[Stored data]
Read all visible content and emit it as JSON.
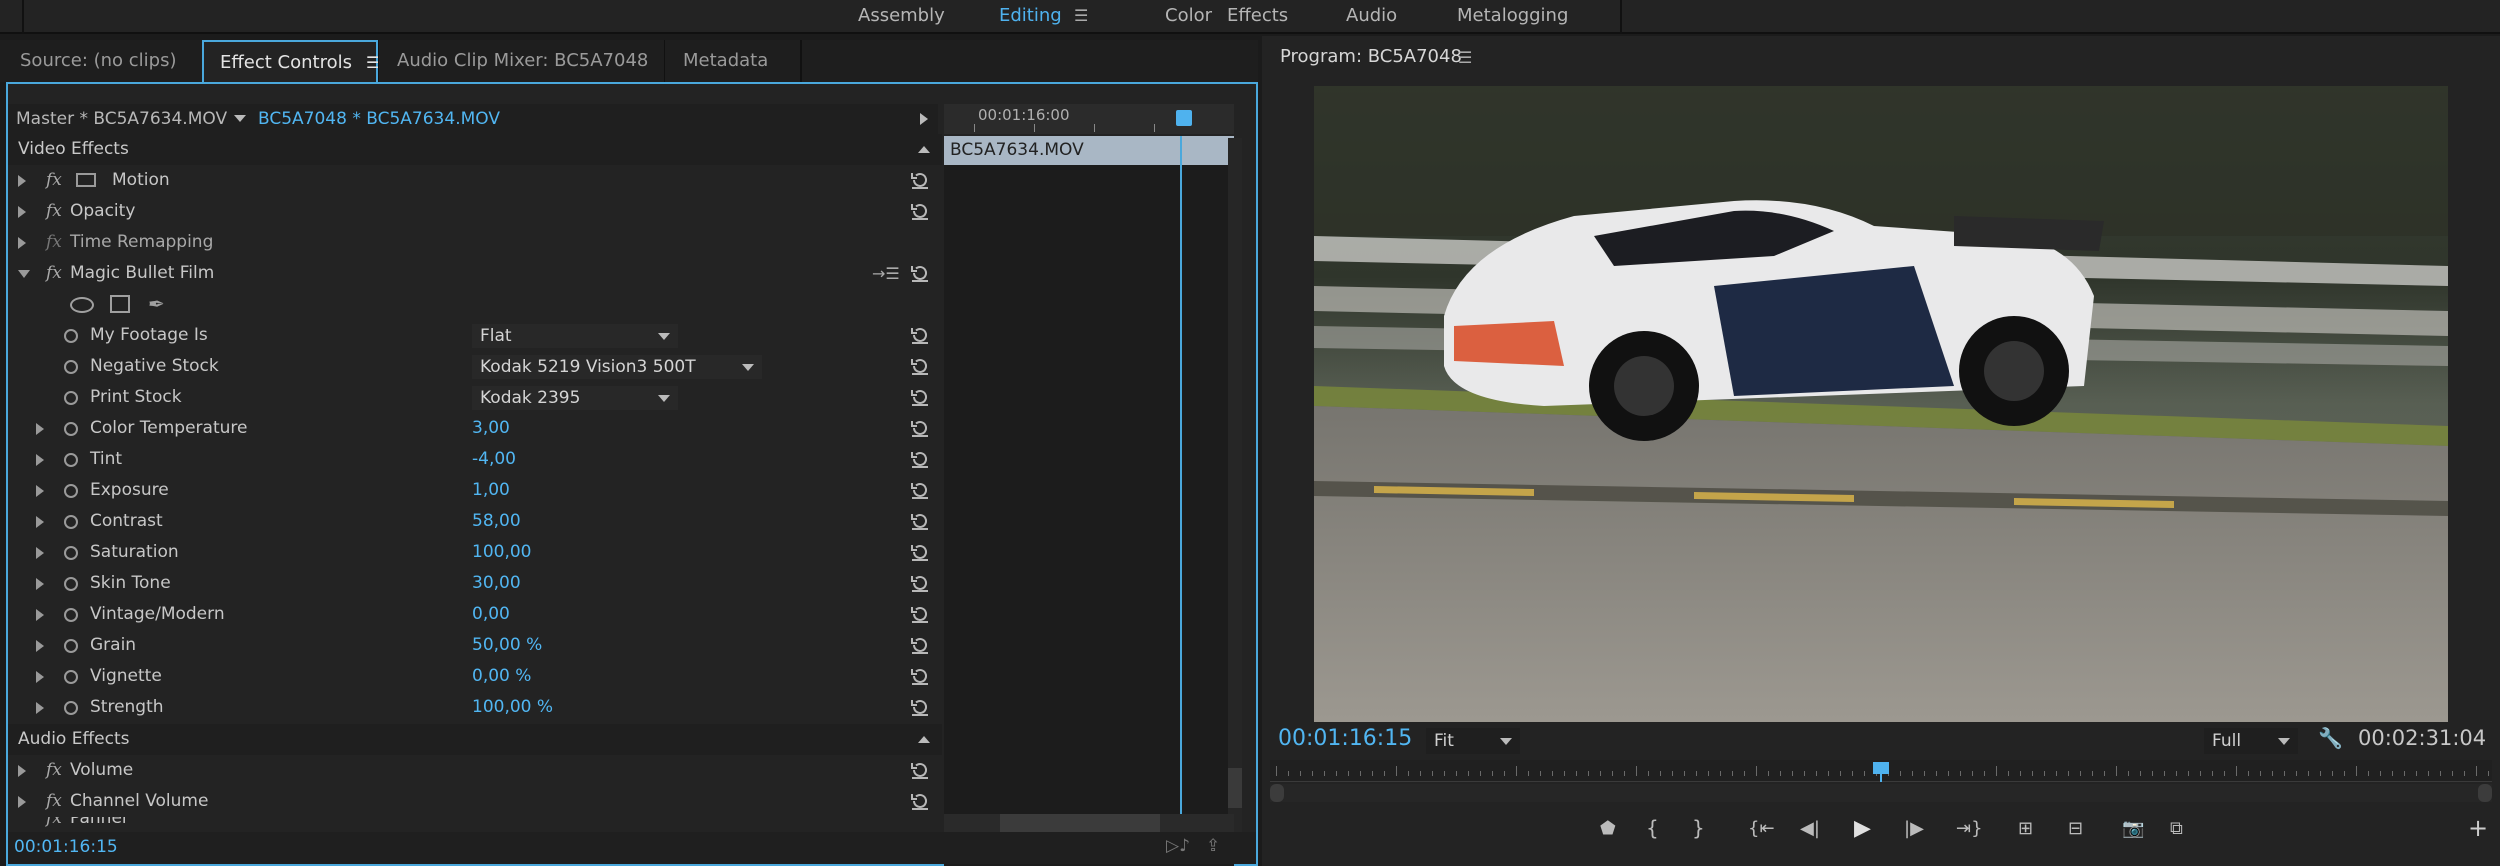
{
  "workspaces": [
    {
      "label": "Assembly",
      "active": false
    },
    {
      "label": "Editing",
      "active": true
    },
    {
      "label": "Color",
      "active": false
    },
    {
      "label": "Effects",
      "active": false
    },
    {
      "label": "Audio",
      "active": false
    },
    {
      "label": "Metalogging",
      "active": false
    }
  ],
  "left_tabs": {
    "source": "Source: (no clips)",
    "effect_controls": "Effect Controls",
    "audio_mixer": "Audio Clip Mixer: BC5A7048",
    "metadata": "Metadata"
  },
  "effect_controls": {
    "master_label": "Master * BC5A7634.MOV",
    "sequence_label": "BC5A7048 * BC5A7634.MOV",
    "mini_timecode": "00:01:16:00",
    "clip_name": "BC5A7634.MOV",
    "video_section": "Video Effects",
    "audio_section": "Audio Effects",
    "motion": "Motion",
    "opacity": "Opacity",
    "time_remapping": "Time Remapping",
    "magic_bullet": "Magic Bullet Film",
    "params": [
      {
        "label": "My Footage Is",
        "type": "dropdown",
        "value": "Flat"
      },
      {
        "label": "Negative Stock",
        "type": "dropdown",
        "value": "Kodak 5219 Vision3 500T"
      },
      {
        "label": "Print Stock",
        "type": "dropdown",
        "value": "Kodak 2395"
      },
      {
        "label": "Color Temperature",
        "type": "value",
        "value": "3,00"
      },
      {
        "label": "Tint",
        "type": "value",
        "value": "-4,00"
      },
      {
        "label": "Exposure",
        "type": "value",
        "value": "1,00"
      },
      {
        "label": "Contrast",
        "type": "value",
        "value": "58,00"
      },
      {
        "label": "Saturation",
        "type": "value",
        "value": "100,00"
      },
      {
        "label": "Skin Tone",
        "type": "value",
        "value": "30,00"
      },
      {
        "label": "Vintage/Modern",
        "type": "value",
        "value": "0,00"
      },
      {
        "label": "Grain",
        "type": "value",
        "value": "50,00 %"
      },
      {
        "label": "Vignette",
        "type": "value",
        "value": "0,00 %"
      },
      {
        "label": "Strength",
        "type": "value",
        "value": "100,00 %"
      }
    ],
    "volume": "Volume",
    "channel_volume": "Channel Volume",
    "panner": "Panner",
    "timecode": "00:01:16:15"
  },
  "program": {
    "title": "Program: BC5A7048",
    "timecode": "00:01:16:15",
    "fit": "Fit",
    "quality": "Full",
    "duration": "00:02:31:04",
    "playhead_fraction": 0.5
  },
  "icons": [
    "menu-icon",
    "reset-icon",
    "stopwatch-icon",
    "ellipse-mask-icon",
    "rect-mask-icon",
    "pen-mask-icon",
    "wrench-icon",
    "marker-icon",
    "in-point-icon",
    "out-point-icon",
    "go-to-in-icon",
    "step-back-icon",
    "play-icon",
    "step-forward-icon",
    "go-to-out-icon",
    "lift-icon",
    "extract-icon",
    "camera-icon",
    "comparison-icon",
    "add-icon"
  ]
}
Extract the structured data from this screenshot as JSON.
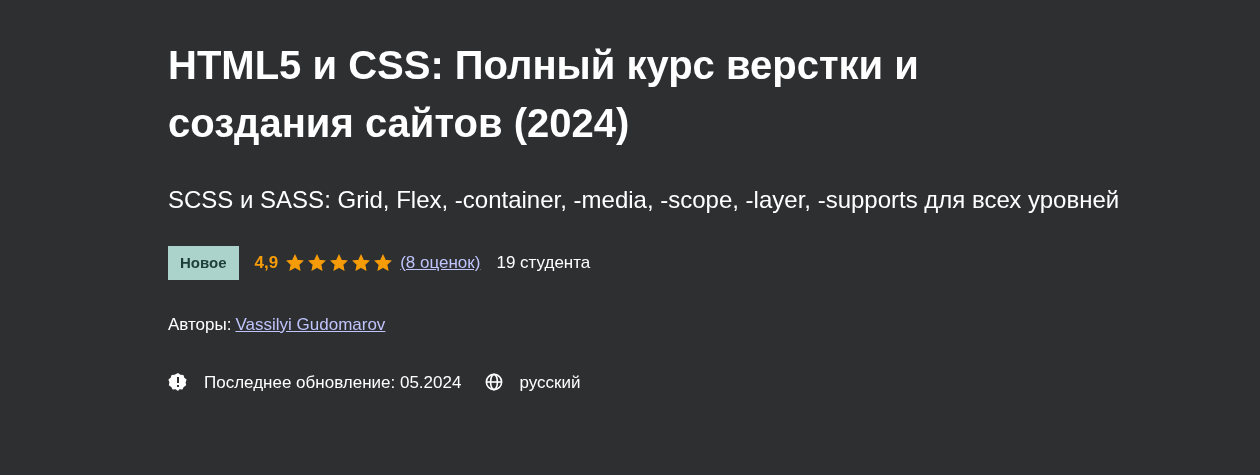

§ GOAL
Reproduce all of the entries word for word, skipping any pictures they hold.

§ EXERCISE RESPONSE
Read all visible content and emit it as JSON.
{
  "workspaces": [
    {
      "label": "Assembly",
      "active": false
    },
    {
      "label": "Editing",
      "active": true
    },
    {
      "label": "Color",
      "active": false
    },
    {
      "label": "Effects",
      "active": false
    },
    {
      "label": "Audio",
      "active": false
    },
    {
      "label": "Metalogging",
      "active": false
    }
  ],
  "left_tabs": {
    "source": "Source: (no clips)",
    "effect_controls": "Effect Controls",
    "audio_mixer": "Audio Clip Mixer: BC5A7048",
    "metadata": "Metadata"
  },
  "effect_controls": {
    "master_label": "Master * BC5A7634.MOV",
    "sequence_label": "BC5A7048 * BC5A7634.MOV",
    "mini_timecode": "00:01:16:00",
    "clip_name": "BC5A7634.MOV",
    "video_section": "Video Effects",
    "audio_section": "Audio Effects",
    "motion": "Motion",
    "opacity": "Opacity",
    "time_remapping": "Time Remapping",
    "magic_bullet": "Magic Bullet Film",
    "params": [
      {
        "label": "My Footage Is",
        "type": "dropdown",
        "value": "Flat"
      },
      {
        "label": "Negative Stock",
        "type": "dropdown",
        "value": "Kodak 5219 Vision3 500T"
      },
      {
        "label": "Print Stock",
        "type": "dropdown",
        "value": "Kodak 2395"
      },
      {
        "label": "Color Temperature",
        "type": "value",
        "value": "3,00"
      },
      {
        "label": "Tint",
        "type": "value",
        "value": "-4,00"
      },
      {
        "label": "Exposure",
        "type": "value",
        "value": "1,00"
      },
      {
        "label": "Contrast",
        "type": "value",
        "value": "58,00"
      },
      {
        "label": "Saturation",
        "type": "value",
        "value": "100,00"
      },
      {
        "label": "Skin Tone",
        "type": "value",
        "value": "30,00"
      },
      {
        "label": "Vintage/Modern",
        "type": "value",
        "value": "0,00"
      },
      {
        "label": "Grain",
        "type": "value",
        "value": "50,00 %"
      },
      {
        "label": "Vignette",
        "type": "value",
        "value": "0,00 %"
      },
      {
        "label": "Strength",
        "type": "value",
        "value": "100,00 %"
      }
    ],
    "volume": "Volume",
    "channel_volume": "Channel Volume",
    "panner": "Panner",
    "timecode": "00:01:16:15"
  },
  "program": {
    "title": "Program: BC5A7048",
    "timecode": "00:01:16:15",
    "fit": "Fit",
    "quality": "Full",
    "duration": "00:02:31:04",
    "playhead_fraction": 0.5
  },
  "icons": [
    "menu-icon",
    "reset-icon",
    "stopwatch-icon",
    "ellipse-mask-icon",
    "rect-mask-icon",
    "pen-mask-icon",
    "wrench-icon",
    "marker-icon",
    "in-point-icon",
    "out-point-icon",
    "go-to-in-icon",
    "step-back-icon",
    "play-icon",
    "step-forward-icon",
    "go-to-out-icon",
    "lift-icon",
    "extract-icon",
    "camera-icon",
    "comparison-icon",
    "add-icon"
  ]
}
Extract the structured data from this screenshot as JSON.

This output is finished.